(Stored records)
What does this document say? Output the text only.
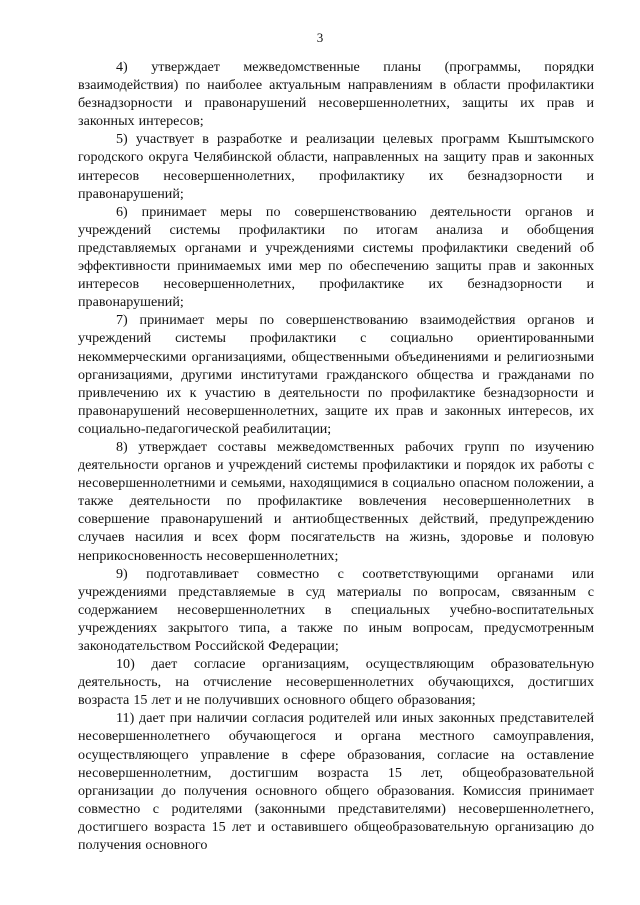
3

4) утверждает межведомственные планы (программы, порядки взаимодействия) по наиболее актуальным направлениям в области профилактики безнадзорности и правонарушений несовершеннолетних, защиты их прав и законных интересов;

5) участвует в разработке и реализации целевых программ Кыштымского городского округа Челябинской области, направленных на защиту прав и законных интересов несовершеннолетних, профилактику их безнадзорности и правонарушений;

6) принимает меры по совершенствованию деятельности органов и учреждений системы профилактики по итогам анализа и обобщения представляемых органами и учреждениями системы профилактики сведений об эффективности принимаемых ими мер по обеспечению защиты прав и законных интересов несовершеннолетних, профилактике их безнадзорности и правонарушений;

7) принимает меры по совершенствованию взаимодействия органов и учреждений системы профилактики с социально ориентированными некоммерческими организациями, общественными объединениями и религиозными организациями, другими институтами гражданского общества и гражданами по привлечению их к участию в деятельности по профилактике безнадзорности и правонарушений несовершеннолетних, защите их прав и законных интересов, их социально-педагогической реабилитации;

8) утверждает составы межведомственных рабочих групп по изучению деятельности органов и учреждений системы профилактики и порядок их работы с несовершеннолетними и семьями, находящимися в социально опасном положении, а также деятельности по профилактике вовлечения несовершеннолетних в совершение правонарушений и антиобщественных действий, предупреждению случаев насилия и всех форм посягательств на жизнь, здоровье и половую неприкосновенность несовершеннолетних;

9) подготавливает совместно с соответствующими органами или учреждениями представляемые в суд материалы по вопросам, связанным с содержанием несовершеннолетних в специальных учебно-воспитательных учреждениях закрытого типа, а также по иным вопросам, предусмотренным законодательством Российской Федерации;

10) дает согласие организациям, осуществляющим образовательную деятельность, на отчисление несовершеннолетних обучающихся, достигших возраста 15 лет и не получивших основного общего образования;

11) дает при наличии согласия родителей или иных законных представителей несовершеннолетнего обучающегося и органа местного самоуправления, осуществляющего управление в сфере образования, согласие на оставление несовершеннолетним, достигшим возраста 15 лет, общеобразовательной организации до получения основного общего образования. Комиссия принимает совместно с родителями (законными представителями) несовершеннолетнего, достигшего возраста 15 лет и оставившего общеобразовательную организацию до получения основного
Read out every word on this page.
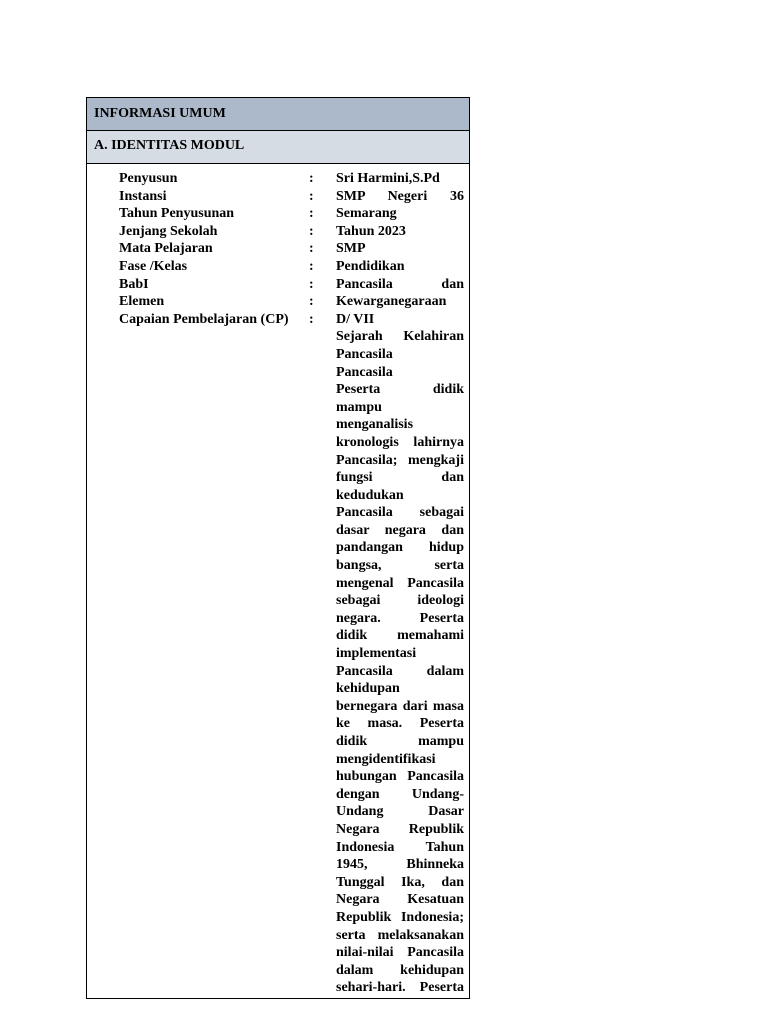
INFORMASI UMUM
A. IDENTITAS MODUL
Penyusun
Instansi
Tahun Penyusunan
Jenjang Sekolah
Mata Pelajaran
Fase /Kelas
BabI
Elemen
Capaian Pembelajaran (CP)
:
:
:
:
:
:
:
:
:
Sri Harmini,S.Pd
SMP Negeri 36
Semarang
Tahun 2023
SMP
Pendidikan
Pancasila dan
Kewarganegaraan
D/ VII
Sejarah Kelahiran
Pancasila
Pancasila
Peserta didik
mampu
menganalisis
kronologis lahirnya
Pancasila; mengkaji
fungsi dan
kedudukan
Pancasila sebagai
dasar negara dan
pandangan hidup
bangsa, serta
mengenal Pancasila
sebagai ideologi
negara. Peserta
didik memahami
implementasi
Pancasila dalam
kehidupan
bernegara dari masa
ke masa. Peserta
didik mampu
mengidentifikasi
hubungan Pancasila
dengan Undang-
Undang Dasar
Negara Republik
Indonesia Tahun
1945, Bhinneka
Tunggal Ika, dan
Negara Kesatuan
Republik Indonesia;
serta melaksanakan
nilai-nilai Pancasila
dalam kehidupan
sehari-hari. Peserta
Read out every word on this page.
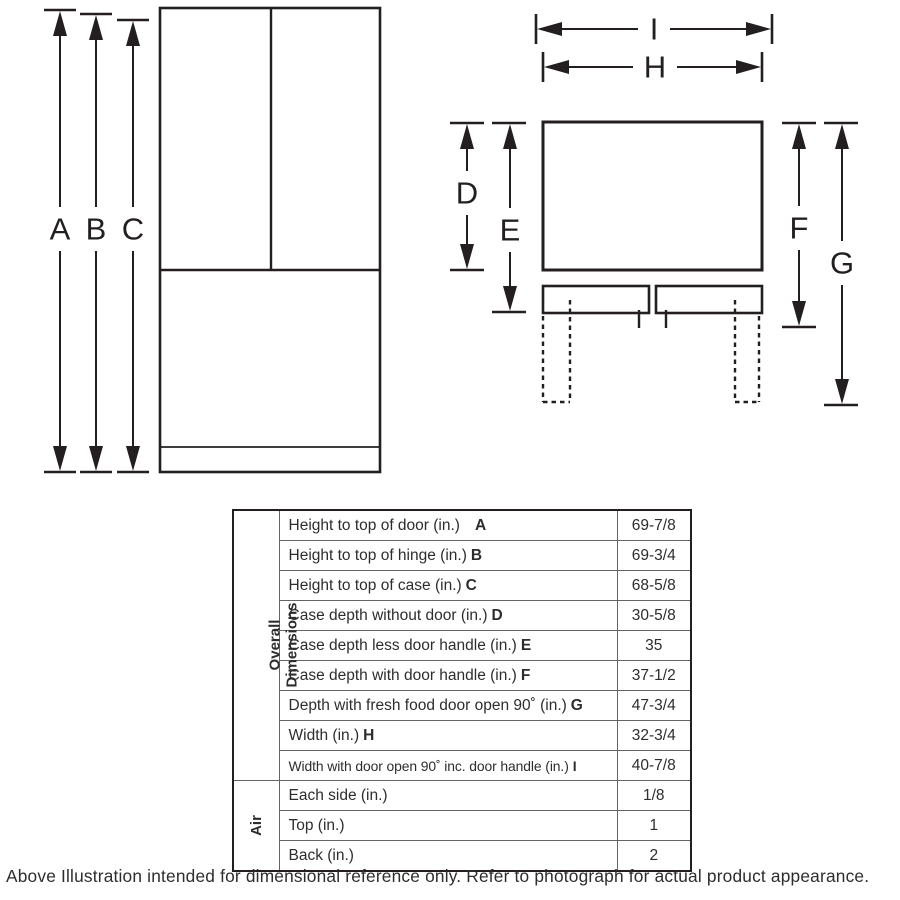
A B C
I
H
D
E	F
G
Overall Dimensions	Height to top of door (in.) A	69-7/8
	Height to top of hinge (in.) B	69-3/4
	Height to top of case (in.) C	68-5/8
	Case depth without door (in.) D	30-5/8
	Case depth less door handle (in.) E	35
	Case depth with door handle (in.) F	37-1/2
	Depth with fresh food door open 90˚ (in.) G	47-3/4
	Width (in.) H	32-3/4
	Width with door open 90˚ inc. door handle (in.) I	40-7/8
Air	Each side (in.)	1/8
	Top (in.)	1
	Back (in.)	2
Above Illustration intended for dimensional reference only. Refer to photograph for actual product appearance.
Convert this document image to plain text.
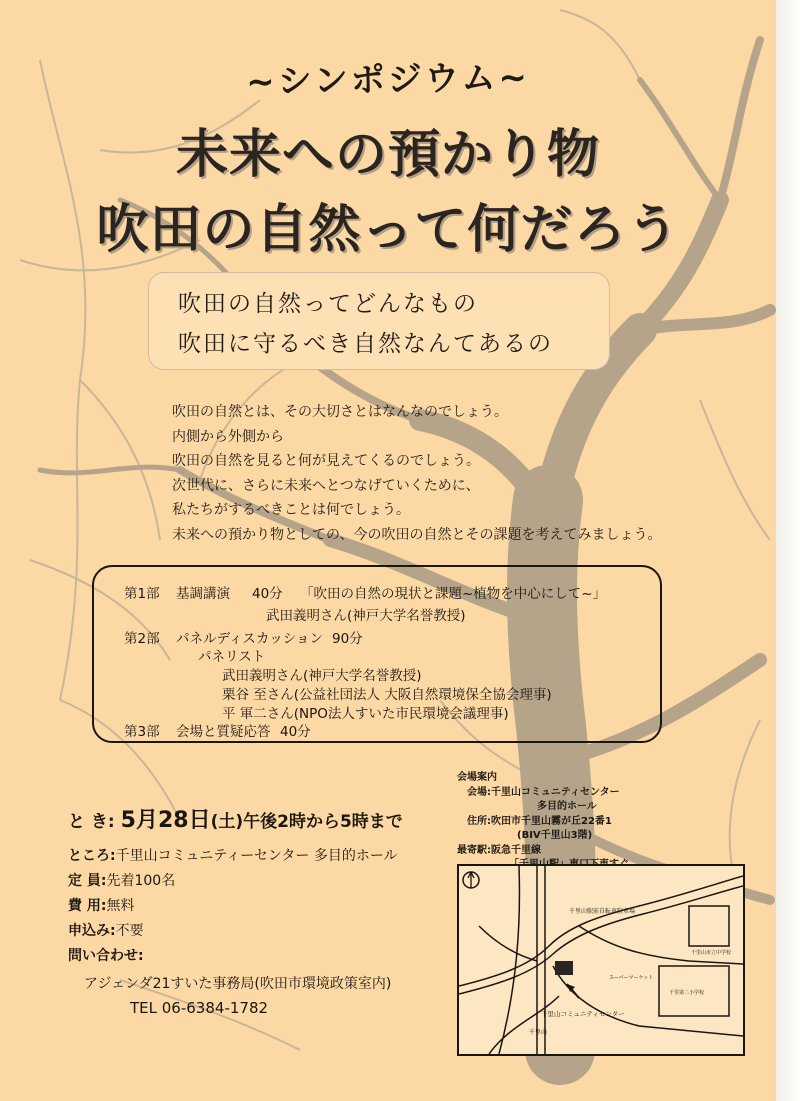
~シンポジウム~
未来への預かり物
吹田の自然って何だろう
吹田の自然ってどんなもの
吹田に守るべき自然なんてあるの
吹田の自然とは、その大切さとはなんなのでしょう。
内側から外側から
吹田の自然を見ると何が見えてくるのでしょう。
次世代に、さらに未来へとつなげていくために、
私たちがするべきことは何でしょう。
未来への預かり物としての、今の吹田の自然とその課題を考えてみましょう。
第1部 基調講演 40分 「吹田の自然の現状と課題~植物を中心にして~」
武田義明さん(神戸大学名誉教授)
第2部 パネルディスカッション 90分
パネリスト
武田義明さん(神戸大学名誉教授)
栗谷 至さん(公益社団法人 大阪自然環境保全協会理事)
平 軍二さん(NPO法人すいた市民環境会議理事)
第3部 会場と質疑応答 40分
会場案内
会場:千里山コミュニティセンター
多目的ホール
住所:吹田市千里山霧が丘22番1
(BIV千里山3階)
最寄駅:阪急千里線
と き: 5月28日(土)午後2時から5時まで
ところ:千里山コミュニティーセンター 多目的ホール
定 員:先着100名
費 用:無料
申込み:不要
問い合わせ:
アジェンダ21すいた事務局(吹田市環境政策室内)
TEL 06-6384-1782
千里山駅前自転車駐車場
千里山市立中学校
スーパーマーケット
千里第二小学校
千里山コミュニティセンター
千里山
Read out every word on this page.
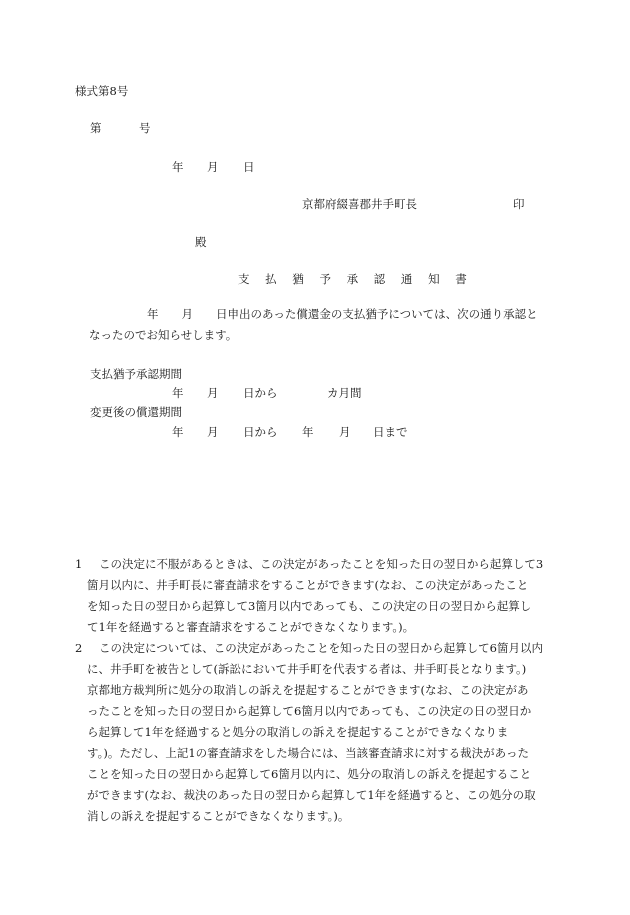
様式第8号
第	号
年 月 日
京都府綴喜郡井手町長	印
殿
支 払 猶 予 承 認 通 知 書
年　　月　　日申出のあった償還金の支払猶予については、次の通り承認と
なったのでお知らせします。
支払猶予承認期間
年 月 日から	カ月間
変更後の償還期間
年 月 日から 年 月 日まで
1	この決定に不服があるときは、この決定があったことを知った日の翌日から起算して3
箇月以内に、井手町長に審査請求をすることができます(なお、この決定があったこと
を知った日の翌日から起算して3箇月以内であっても、この決定の日の翌日から起算し
て1年を経過すると審査請求をすることができなくなります。)。
2	この決定については、この決定があったことを知った日の翌日から起算して6箇月以内
に、井手町を被告として(訴訟において井手町を代表する者は、井手町長となります。)
京都地方裁判所に処分の取消しの訴えを提起することができます(なお、この決定があ
ったことを知った日の翌日から起算して6箇月以内であっても、この決定の日の翌日か
ら起算して1年を経過すると処分の取消しの訴えを提起することができなくなりま
す。)。ただし、上記1の審査請求をした場合には、当該審査請求に対する裁決があった
ことを知った日の翌日から起算して6箇月以内に、処分の取消しの訴えを提起すること
ができます(なお、裁決のあった日の翌日から起算して1年を経過すると、この処分の取
消しの訴えを提起することができなくなります。)。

* **Problem details**
Your copy should repeat each entry above exactly but contain no pictures.

* **The output**
What does this document say? Output the text only.
3

4) утверждает межведомственные планы (программы, порядки взаимодействия) по наиболее актуальным направлениям в области профилактики безнадзорности и правонарушений несовершеннолетних, защиты их прав и законных интересов;

5) участвует в разработке и реализации целевых программ Кыштымского городского округа Челябинской области, направленных на защиту прав и законных интересов несовершеннолетних, профилактику их безнадзорности и правонарушений;

6) принимает меры по совершенствованию деятельности органов и учреждений системы профилактики по итогам анализа и обобщения представляемых органами и учреждениями системы профилактики сведений об эффективности принимаемых ими мер по обеспечению защиты прав и законных интересов несовершеннолетних, профилактике их безнадзорности и правонарушений;

7) принимает меры по совершенствованию взаимодействия органов и учреждений системы профилактики с социально ориентированными некоммерческими организациями, общественными объединениями и религиозными организациями, другими институтами гражданского общества и гражданами по привлечению их к участию в деятельности по профилактике безнадзорности и правонарушений несовершеннолетних, защите их прав и законных интересов, их социально-педагогической реабилитации;

8) утверждает составы межведомственных рабочих групп по изучению деятельности органов и учреждений системы профилактики и порядок их работы с несовершеннолетними и семьями, находящимися в социально опасном положении, а также деятельности по профилактике вовлечения несовершеннолетних в совершение правонарушений и антиобщественных действий, предупреждению случаев насилия и всех форм посягательств на жизнь, здоровье и половую неприкосновенность несовершеннолетних;

9) подготавливает совместно с соответствующими органами или учреждениями представляемые в суд материалы по вопросам, связанным с содержанием несовершеннолетних в специальных учебно-воспитательных учреждениях закрытого типа, а также по иным вопросам, предусмотренным законодательством Российской Федерации;

10) дает согласие организациям, осуществляющим образовательную деятельность, на отчисление несовершеннолетних обучающихся, достигших возраста 15 лет и не получивших основного общего образования;

11) дает при наличии согласия родителей или иных законных представителей несовершеннолетнего обучающегося и органа местного самоуправления, осуществляющего управление в сфере образования, согласие на оставление несовершеннолетним, достигшим возраста 15 лет, общеобразовательной организации до получения основного общего образования. Комиссия принимает совместно с родителями (законными представителями) несовершеннолетнего, достигшего возраста 15 лет и оставившего общеобразовательную организацию до получения основного
Read out every word on this page.
INFORMASI UMUM
A. IDENTITAS MODUL
Penyusun
Instansi
Tahun Penyusunan
Jenjang Sekolah
Mata Pelajaran
Fase /Kelas
BabI
Elemen
Capaian Pembelajaran (CP)
:
:
:
:
:
:
:
:
:
Sri Harmini,S.Pd
SMP Negeri 36
Semarang
Tahun 2023
SMP
Pendidikan
Pancasila dan
Kewarganegaraan
D/ VII
Sejarah Kelahiran
Pancasila
Pancasila
Peserta didik
mampu
menganalisis
kronologis lahirnya
Pancasila; mengkaji
fungsi dan
kedudukan
Pancasila sebagai
dasar negara dan
pandangan hidup
bangsa, serta
mengenal Pancasila
sebagai ideologi
negara. Peserta
didik memahami
implementasi
Pancasila dalam
kehidupan
bernegara dari masa
ke masa. Peserta
didik mampu
mengidentifikasi
hubungan Pancasila
dengan Undang-
Undang Dasar
Negara Republik
Indonesia Tahun
1945, Bhinneka
Tunggal Ika, dan
Negara Kesatuan
Republik Indonesia;
serta melaksanakan
nilai-nilai Pancasila
dalam kehidupan
sehari-hari. Peserta
Read out every word on this page.
A B C
I
H
D
E	F
G
Overall Dimensions	Height to top of door (in.) A	69-7/8
	Height to top of hinge (in.) B	69-3/4
	Height to top of case (in.) C	68-5/8
	Case depth without door (in.) D	30-5/8
	Case depth less door handle (in.) E	35
	Case depth with door handle (in.) F	37-1/2
	Depth with fresh food door open 90˚ (in.) G	47-3/4
	Width (in.) H	32-3/4
	Width with door open 90˚ inc. door handle (in.) I	40-7/8
Air	Each side (in.)	1/8
	Top (in.)	1
	Back (in.)	2
Above Illustration intended for dimensional reference only. Refer to photograph for actual product appearance.
Convert this document image to plain text.
~シンポジウム~
未来への預かり物
吹田の自然って何だろう
吹田の自然ってどんなもの
吹田に守るべき自然なんてあるの
吹田の自然とは、その大切さとはなんなのでしょう。
内側から外側から
吹田の自然を見ると何が見えてくるのでしょう。
次世代に、さらに未来へとつなげていくために、
私たちがするべきことは何でしょう。
未来への預かり物としての、今の吹田の自然とその課題を考えてみましょう。
第1部 基調講演 40分 「吹田の自然の現状と課題~植物を中心にして~」
武田義明さん(神戸大学名誉教授)
第2部 パネルディスカッション 90分
パネリスト
武田義明さん(神戸大学名誉教授)
栗谷 至さん(公益社団法人 大阪自然環境保全協会理事)
平 軍二さん(NPO法人すいた市民環境会議理事)
第3部 会場と質疑応答 40分
会場案内
会場:千里山コミュニティセンター
多目的ホール
住所:吹田市千里山霧が丘22番1
(BIV千里山3階)
最寄駅:阪急千里線
と き: 5月28日(土)午後2時から5時まで
ところ:千里山コミュニティーセンター 多目的ホール
定 員:先着100名
費 用:無料
申込み:不要
問い合わせ:
アジェンダ21すいた事務局(吹田市環境政策室内)
TEL 06-6384-1782
千里山駅前自転車駐車場
千里山市立中学校
スーパーマーケット
千里第二小学校
千里山コミュニティセンター
千里山
Read out every word on this page.
様式第8号
第	号
年 月 日
京都府綴喜郡井手町長	印
殿
支 払 猶 予 承 認 通 知 書
年　　月　　日申出のあった償還金の支払猶予については、次の通り承認と
なったのでお知らせします。
支払猶予承認期間
年 月 日から	カ月間
変更後の償還期間
年 月 日から 年 月 日まで
1	この決定に不服があるときは、この決定があったことを知った日の翌日から起算して3
箇月以内に、井手町長に審査請求をすることができます(なお、この決定があったこと
を知った日の翌日から起算して3箇月以内であっても、この決定の日の翌日から起算し
て1年を経過すると審査請求をすることができなくなります。)。
2	この決定については、この決定があったことを知った日の翌日から起算して6箇月以内
に、井手町を被告として(訴訟において井手町を代表する者は、井手町長となります。)
京都地方裁判所に処分の取消しの訴えを提起することができます(なお、この決定があ
ったことを知った日の翌日から起算して6箇月以内であっても、この決定の日の翌日か
ら起算して1年を経過すると処分の取消しの訴えを提起することができなくなりま
す。)。ただし、上記1の審査請求をした場合には、当該審査請求に対する裁決があった
ことを知った日の翌日から起算して6箇月以内に、処分の取消しの訴えを提起すること
ができます(なお、裁決のあった日の翌日から起算して1年を経過すると、この処分の取
消しの訴えを提起することができなくなります。)。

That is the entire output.